◆ **TASK INSTRUCTIONS**
Go through the listing below and list every line with "feet".

Entries taken from a collection
<<<<

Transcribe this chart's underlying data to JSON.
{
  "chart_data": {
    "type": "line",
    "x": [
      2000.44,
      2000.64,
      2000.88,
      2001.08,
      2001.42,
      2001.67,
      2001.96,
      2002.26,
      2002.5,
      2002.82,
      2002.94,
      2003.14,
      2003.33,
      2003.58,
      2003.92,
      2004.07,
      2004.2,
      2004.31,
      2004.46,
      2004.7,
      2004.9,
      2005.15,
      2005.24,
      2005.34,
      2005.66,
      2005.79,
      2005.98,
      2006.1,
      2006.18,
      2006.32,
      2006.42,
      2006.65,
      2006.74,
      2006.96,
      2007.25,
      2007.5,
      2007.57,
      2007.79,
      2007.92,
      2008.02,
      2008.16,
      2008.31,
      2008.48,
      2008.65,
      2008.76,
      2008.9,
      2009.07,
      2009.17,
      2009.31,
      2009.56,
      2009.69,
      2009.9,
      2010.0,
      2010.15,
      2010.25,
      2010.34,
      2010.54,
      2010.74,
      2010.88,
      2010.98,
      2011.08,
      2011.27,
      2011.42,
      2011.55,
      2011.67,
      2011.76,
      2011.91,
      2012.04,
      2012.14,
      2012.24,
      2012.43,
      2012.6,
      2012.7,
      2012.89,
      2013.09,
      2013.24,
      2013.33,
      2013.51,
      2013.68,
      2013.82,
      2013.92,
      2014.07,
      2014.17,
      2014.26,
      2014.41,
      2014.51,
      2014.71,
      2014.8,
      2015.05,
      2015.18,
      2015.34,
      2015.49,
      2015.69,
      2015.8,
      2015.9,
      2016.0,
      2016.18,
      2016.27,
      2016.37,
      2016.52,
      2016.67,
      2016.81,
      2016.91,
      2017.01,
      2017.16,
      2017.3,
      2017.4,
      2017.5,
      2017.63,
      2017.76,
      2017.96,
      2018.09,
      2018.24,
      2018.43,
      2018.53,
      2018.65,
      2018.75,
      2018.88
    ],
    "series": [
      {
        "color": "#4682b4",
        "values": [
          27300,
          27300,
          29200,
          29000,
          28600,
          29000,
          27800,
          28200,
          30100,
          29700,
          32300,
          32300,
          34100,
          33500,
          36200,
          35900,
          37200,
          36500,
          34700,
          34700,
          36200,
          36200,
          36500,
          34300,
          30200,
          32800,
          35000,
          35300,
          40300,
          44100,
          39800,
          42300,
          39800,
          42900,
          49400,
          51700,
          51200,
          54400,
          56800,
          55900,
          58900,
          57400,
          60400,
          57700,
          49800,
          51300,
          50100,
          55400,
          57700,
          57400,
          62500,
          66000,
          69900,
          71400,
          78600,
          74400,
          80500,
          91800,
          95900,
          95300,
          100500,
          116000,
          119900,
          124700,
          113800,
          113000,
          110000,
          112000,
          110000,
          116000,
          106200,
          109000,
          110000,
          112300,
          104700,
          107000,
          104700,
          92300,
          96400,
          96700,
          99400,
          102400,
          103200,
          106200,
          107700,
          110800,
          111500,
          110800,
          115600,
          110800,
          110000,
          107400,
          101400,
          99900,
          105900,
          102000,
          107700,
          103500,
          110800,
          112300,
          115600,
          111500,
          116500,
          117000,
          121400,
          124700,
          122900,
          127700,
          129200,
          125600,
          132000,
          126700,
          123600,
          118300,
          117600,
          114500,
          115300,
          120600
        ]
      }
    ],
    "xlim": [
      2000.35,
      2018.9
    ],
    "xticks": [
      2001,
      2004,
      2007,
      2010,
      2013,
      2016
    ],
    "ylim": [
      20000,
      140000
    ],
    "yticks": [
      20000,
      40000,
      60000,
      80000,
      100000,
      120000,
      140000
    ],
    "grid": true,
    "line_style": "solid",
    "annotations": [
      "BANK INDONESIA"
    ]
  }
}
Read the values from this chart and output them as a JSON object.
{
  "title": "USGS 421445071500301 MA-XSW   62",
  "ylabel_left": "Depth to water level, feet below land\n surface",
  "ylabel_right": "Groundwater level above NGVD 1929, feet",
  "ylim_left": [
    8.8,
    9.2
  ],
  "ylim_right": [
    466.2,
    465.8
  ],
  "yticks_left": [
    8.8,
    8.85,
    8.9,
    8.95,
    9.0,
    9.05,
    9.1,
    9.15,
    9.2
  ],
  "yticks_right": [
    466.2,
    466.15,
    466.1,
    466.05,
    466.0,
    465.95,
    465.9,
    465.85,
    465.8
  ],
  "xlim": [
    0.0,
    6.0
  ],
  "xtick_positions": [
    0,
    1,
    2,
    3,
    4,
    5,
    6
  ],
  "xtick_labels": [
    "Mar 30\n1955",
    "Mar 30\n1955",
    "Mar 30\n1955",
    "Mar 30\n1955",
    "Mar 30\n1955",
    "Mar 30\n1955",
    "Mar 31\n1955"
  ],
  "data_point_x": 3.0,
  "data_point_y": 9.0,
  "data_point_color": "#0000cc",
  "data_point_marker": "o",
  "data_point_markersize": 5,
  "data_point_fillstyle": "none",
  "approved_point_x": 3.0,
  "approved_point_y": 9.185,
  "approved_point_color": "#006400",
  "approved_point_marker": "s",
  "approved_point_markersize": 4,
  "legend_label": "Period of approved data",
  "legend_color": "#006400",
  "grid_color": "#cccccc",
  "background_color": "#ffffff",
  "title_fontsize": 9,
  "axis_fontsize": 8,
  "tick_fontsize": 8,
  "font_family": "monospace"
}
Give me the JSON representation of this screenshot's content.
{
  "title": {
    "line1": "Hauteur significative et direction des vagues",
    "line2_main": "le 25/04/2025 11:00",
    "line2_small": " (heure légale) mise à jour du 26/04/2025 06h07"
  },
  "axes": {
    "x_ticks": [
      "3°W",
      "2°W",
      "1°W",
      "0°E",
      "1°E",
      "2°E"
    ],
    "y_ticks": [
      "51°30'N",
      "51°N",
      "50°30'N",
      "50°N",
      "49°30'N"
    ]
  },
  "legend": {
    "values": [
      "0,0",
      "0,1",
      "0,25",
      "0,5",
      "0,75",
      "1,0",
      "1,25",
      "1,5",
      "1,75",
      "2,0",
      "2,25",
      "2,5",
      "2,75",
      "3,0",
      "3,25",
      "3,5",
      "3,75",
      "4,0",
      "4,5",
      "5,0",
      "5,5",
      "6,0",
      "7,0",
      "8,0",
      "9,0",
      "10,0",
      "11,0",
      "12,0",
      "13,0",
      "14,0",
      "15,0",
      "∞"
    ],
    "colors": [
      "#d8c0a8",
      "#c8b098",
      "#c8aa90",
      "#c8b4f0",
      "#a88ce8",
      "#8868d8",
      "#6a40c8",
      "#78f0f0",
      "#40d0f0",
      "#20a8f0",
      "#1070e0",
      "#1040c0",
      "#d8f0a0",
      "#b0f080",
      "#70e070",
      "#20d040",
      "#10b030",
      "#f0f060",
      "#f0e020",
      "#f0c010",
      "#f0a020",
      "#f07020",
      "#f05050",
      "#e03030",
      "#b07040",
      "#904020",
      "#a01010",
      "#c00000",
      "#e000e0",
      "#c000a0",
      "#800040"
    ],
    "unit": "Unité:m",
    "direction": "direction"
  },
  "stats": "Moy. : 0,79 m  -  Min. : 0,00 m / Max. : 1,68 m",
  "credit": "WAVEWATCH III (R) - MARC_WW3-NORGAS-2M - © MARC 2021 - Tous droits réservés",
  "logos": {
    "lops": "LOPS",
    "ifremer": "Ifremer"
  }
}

>>>>

◆ **ANSWER TO THE TASK**
  "ylabel_left": "Depth to water level, feet below land\n surface",
  "ylabel_right": "Groundwater level above NGVD 1929, feet",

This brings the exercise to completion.